**Problem to solve**
Write out, precisely and in full, each line of the material.

[Dataset entries]
—————

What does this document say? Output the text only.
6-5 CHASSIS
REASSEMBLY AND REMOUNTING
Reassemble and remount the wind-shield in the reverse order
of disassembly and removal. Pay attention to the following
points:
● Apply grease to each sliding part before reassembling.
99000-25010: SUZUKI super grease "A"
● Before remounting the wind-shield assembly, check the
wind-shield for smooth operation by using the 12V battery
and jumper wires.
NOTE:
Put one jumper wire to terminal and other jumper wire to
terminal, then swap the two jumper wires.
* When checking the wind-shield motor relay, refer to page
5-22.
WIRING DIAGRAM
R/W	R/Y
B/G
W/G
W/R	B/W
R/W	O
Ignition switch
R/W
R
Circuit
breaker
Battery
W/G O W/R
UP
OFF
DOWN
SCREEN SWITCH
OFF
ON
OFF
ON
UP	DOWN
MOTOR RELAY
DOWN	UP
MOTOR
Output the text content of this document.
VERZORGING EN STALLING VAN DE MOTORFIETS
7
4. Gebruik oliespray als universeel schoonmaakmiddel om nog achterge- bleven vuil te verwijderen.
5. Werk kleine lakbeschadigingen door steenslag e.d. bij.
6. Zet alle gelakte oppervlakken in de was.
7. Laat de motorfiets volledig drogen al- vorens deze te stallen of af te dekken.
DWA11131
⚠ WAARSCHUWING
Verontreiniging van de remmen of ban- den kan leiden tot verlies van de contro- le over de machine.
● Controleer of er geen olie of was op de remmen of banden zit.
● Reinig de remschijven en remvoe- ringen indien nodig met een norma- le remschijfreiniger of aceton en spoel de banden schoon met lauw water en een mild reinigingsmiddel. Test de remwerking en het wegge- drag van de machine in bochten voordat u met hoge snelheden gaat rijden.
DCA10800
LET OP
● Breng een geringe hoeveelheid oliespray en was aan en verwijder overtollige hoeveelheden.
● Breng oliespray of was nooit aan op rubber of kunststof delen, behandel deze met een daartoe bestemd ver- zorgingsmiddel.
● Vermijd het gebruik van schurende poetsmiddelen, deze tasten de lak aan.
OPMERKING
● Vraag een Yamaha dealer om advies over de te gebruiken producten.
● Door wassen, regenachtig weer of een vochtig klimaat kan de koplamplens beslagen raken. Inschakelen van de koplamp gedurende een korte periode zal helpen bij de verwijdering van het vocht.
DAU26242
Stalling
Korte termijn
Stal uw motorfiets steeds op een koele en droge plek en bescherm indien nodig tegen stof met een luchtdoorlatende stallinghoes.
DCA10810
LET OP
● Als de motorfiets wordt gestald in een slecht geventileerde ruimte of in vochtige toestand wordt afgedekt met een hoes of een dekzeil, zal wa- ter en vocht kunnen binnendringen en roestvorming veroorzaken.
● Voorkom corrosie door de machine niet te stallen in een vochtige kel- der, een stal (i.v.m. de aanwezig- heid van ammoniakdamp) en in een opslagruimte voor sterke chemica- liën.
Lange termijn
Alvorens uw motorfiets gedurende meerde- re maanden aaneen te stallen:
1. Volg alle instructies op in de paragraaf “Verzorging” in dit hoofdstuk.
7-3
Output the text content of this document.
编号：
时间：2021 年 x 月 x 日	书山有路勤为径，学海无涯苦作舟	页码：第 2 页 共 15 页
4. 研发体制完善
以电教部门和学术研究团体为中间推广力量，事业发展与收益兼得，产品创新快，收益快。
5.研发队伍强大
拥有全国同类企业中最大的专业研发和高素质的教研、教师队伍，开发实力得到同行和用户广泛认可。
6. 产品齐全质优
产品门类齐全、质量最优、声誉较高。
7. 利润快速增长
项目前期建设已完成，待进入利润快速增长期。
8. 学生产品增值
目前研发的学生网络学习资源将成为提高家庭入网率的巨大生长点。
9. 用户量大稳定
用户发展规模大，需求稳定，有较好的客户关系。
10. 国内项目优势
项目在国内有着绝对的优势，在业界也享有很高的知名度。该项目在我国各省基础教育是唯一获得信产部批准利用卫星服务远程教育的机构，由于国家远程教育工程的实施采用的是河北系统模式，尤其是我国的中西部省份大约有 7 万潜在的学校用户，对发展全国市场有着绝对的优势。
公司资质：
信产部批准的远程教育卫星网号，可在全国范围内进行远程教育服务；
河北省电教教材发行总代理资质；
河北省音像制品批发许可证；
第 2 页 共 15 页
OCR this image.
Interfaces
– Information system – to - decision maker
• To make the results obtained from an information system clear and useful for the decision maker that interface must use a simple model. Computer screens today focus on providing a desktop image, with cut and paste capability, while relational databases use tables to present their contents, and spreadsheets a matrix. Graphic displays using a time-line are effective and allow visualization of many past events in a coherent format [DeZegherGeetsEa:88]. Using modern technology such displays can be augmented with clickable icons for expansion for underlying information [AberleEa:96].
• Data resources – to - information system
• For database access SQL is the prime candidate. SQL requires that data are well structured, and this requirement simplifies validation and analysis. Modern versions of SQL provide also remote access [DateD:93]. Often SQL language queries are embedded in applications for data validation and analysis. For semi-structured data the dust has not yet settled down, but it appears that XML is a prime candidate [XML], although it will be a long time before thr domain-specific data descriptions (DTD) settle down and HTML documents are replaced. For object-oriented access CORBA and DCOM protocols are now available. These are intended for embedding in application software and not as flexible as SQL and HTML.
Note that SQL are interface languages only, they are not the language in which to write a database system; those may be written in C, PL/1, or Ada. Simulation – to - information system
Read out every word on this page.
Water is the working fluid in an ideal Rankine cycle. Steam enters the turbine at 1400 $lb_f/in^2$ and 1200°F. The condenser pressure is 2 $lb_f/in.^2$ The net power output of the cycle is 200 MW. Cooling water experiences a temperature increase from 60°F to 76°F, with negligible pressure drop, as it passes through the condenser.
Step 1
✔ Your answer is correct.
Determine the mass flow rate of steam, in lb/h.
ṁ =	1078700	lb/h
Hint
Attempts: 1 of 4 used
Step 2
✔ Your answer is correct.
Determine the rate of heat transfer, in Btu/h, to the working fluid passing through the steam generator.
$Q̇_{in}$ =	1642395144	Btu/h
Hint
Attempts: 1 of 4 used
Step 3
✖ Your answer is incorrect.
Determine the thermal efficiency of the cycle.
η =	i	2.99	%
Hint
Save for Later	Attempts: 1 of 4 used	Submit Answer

—————

**Finished task**
What does this document say? Output the text only.
6-5 CHASSIS
REASSEMBLY AND REMOUNTING
Reassemble and remount the wind-shield in the reverse order
of disassembly and removal. Pay attention to the following
points:
● Apply grease to each sliding part before reassembling.
99000-25010: SUZUKI super grease "A"
● Before remounting the wind-shield assembly, check the
wind-shield for smooth operation by using the 12V battery
and jumper wires.
NOTE:
Put one jumper wire to terminal and other jumper wire to
terminal, then swap the two jumper wires.
* When checking the wind-shield motor relay, refer to page
5-22.
WIRING DIAGRAM
R/W	R/Y
B/G
W/G
W/R	B/W
R/W	O
Ignition switch
R/W
R
Circuit
breaker
Battery
W/G O W/R
UP
OFF
DOWN
SCREEN SWITCH
OFF
ON
OFF
ON
UP	DOWN
MOTOR RELAY
DOWN	UP
MOTOR
Output the text content of this document.
VERZORGING EN STALLING VAN DE MOTORFIETS
7
4. Gebruik oliespray als universeel schoonmaakmiddel om nog achterge- bleven vuil te verwijderen.
5. Werk kleine lakbeschadigingen door steenslag e.d. bij.
6. Zet alle gelakte oppervlakken in de was.
7. Laat de motorfiets volledig drogen al- vorens deze te stallen of af te dekken.
DWA11131
⚠ WAARSCHUWING
Verontreiniging van de remmen of ban- den kan leiden tot verlies van de contro- le over de machine.
● Controleer of er geen olie of was op de remmen of banden zit.
● Reinig de remschijven en remvoe- ringen indien nodig met een norma- le remschijfreiniger of aceton en spoel de banden schoon met lauw water en een mild reinigingsmiddel. Test de remwerking en het wegge- drag van de machine in bochten voordat u met hoge snelheden gaat rijden.
DCA10800
LET OP
● Breng een geringe hoeveelheid oliespray en was aan en verwijder overtollige hoeveelheden.
● Breng oliespray of was nooit aan op rubber of kunststof delen, behandel deze met een daartoe bestemd ver- zorgingsmiddel.
● Vermijd het gebruik van schurende poetsmiddelen, deze tasten de lak aan.
OPMERKING
● Vraag een Yamaha dealer om advies over de te gebruiken producten.
● Door wassen, regenachtig weer of een vochtig klimaat kan de koplamplens beslagen raken. Inschakelen van de koplamp gedurende een korte periode zal helpen bij de verwijdering van het vocht.
DAU26242
Stalling
Korte termijn
Stal uw motorfiets steeds op een koele en droge plek en bescherm indien nodig tegen stof met een luchtdoorlatende stallinghoes.
DCA10810
LET OP
● Als de motorfiets wordt gestald in een slecht geventileerde ruimte of in vochtige toestand wordt afgedekt met een hoes of een dekzeil, zal wa- ter en vocht kunnen binnendringen en roestvorming veroorzaken.
● Voorkom corrosie door de machine niet te stallen in een vochtige kel- der, een stal (i.v.m. de aanwezig- heid van ammoniakdamp) en in een opslagruimte voor sterke chemica- liën.
Lange termijn
Alvorens uw motorfiets gedurende meerde- re maanden aaneen te stallen:
1. Volg alle instructies op in de paragraaf “Verzorging” in dit hoofdstuk.
7-3
Output the text content of this document.
编号：
时间：2021 年 x 月 x 日	书山有路勤为径，学海无涯苦作舟	页码：第 2 页 共 15 页
4. 研发体制完善
以电教部门和学术研究团体为中间推广力量，事业发展与收益兼得，产品创新快，收益快。
5.研发队伍强大
拥有全国同类企业中最大的专业研发和高素质的教研、教师队伍，开发实力得到同行和用户广泛认可。
6. 产品齐全质优
产品门类齐全、质量最优、声誉较高。
7. 利润快速增长
项目前期建设已完成，待进入利润快速增长期。
8. 学生产品增值
目前研发的学生网络学习资源将成为提高家庭入网率的巨大生长点。
9. 用户量大稳定
用户发展规模大，需求稳定，有较好的客户关系。
10. 国内项目优势
项目在国内有着绝对的优势，在业界也享有很高的知名度。该项目在我国各省基础教育是唯一获得信产部批准利用卫星服务远程教育的机构，由于国家远程教育工程的实施采用的是河北系统模式，尤其是我国的中西部省份大约有 7 万潜在的学校用户，对发展全国市场有着绝对的优势。
公司资质：
信产部批准的远程教育卫星网号，可在全国范围内进行远程教育服务；
河北省电教教材发行总代理资质；
河北省音像制品批发许可证；
第 2 页 共 15 页
OCR this image.
Interfaces
– Information system – to - decision maker
• To make the results obtained from an information system clear and useful for the decision maker that interface must use a simple model. Computer screens today focus on providing a desktop image, with cut and paste capability, while relational databases use tables to present their contents, and spreadsheets a matrix. Graphic displays using a time-line are effective and allow visualization of many past events in a coherent format [DeZegherGeetsEa:88]. Using modern technology such displays can be augmented with clickable icons for expansion for underlying information [AberleEa:96].
• Data resources – to - information system
• For database access SQL is the prime candidate. SQL requires that data are well structured, and this requirement simplifies validation and analysis. Modern versions of SQL provide also remote access [DateD:93]. Often SQL language queries are embedded in applications for data validation and analysis. For semi-structured data the dust has not yet settled down, but it appears that XML is a prime candidate [XML], although it will be a long time before thr domain-specific data descriptions (DTD) settle down and HTML documents are replaced. For object-oriented access CORBA and DCOM protocols are now available. These are intended for embedding in application software and not as flexible as SQL and HTML.
Note that SQL are interface languages only, they are not the language in which to write a database system; those may be written in C, PL/1, or Ada. Simulation – to - information system
Read out every word on this page.
Water is the working fluid in an ideal Rankine cycle. Steam enters the turbine at 1400 $lb_f/in^2$ and 1200°F. The condenser pressure is 2 $lb_f/in.^2$ The net power output of the cycle is 200 MW. Cooling water experiences a temperature increase from 60°F to 76°F, with negligible pressure drop, as it passes through the condenser.
Step 1
✔ Your answer is correct.
Determine the mass flow rate of steam, in lb/h.
ṁ =	1078700	lb/h
Hint
Attempts: 1 of 4 used
Step 2
✔ Your answer is correct.
Determine the rate of heat transfer, in Btu/h, to the working fluid passing through the steam generator.
$Q̇_{in}$ =	1642395144	Btu/h
Hint
Attempts: 1 of 4 used
Step 3
✖ Your answer is incorrect.
Determine the thermal efficiency of the cycle.
η =	i	2.99	%
Hint
Save for Later	Attempts: 1 of 4 used	Submit Answer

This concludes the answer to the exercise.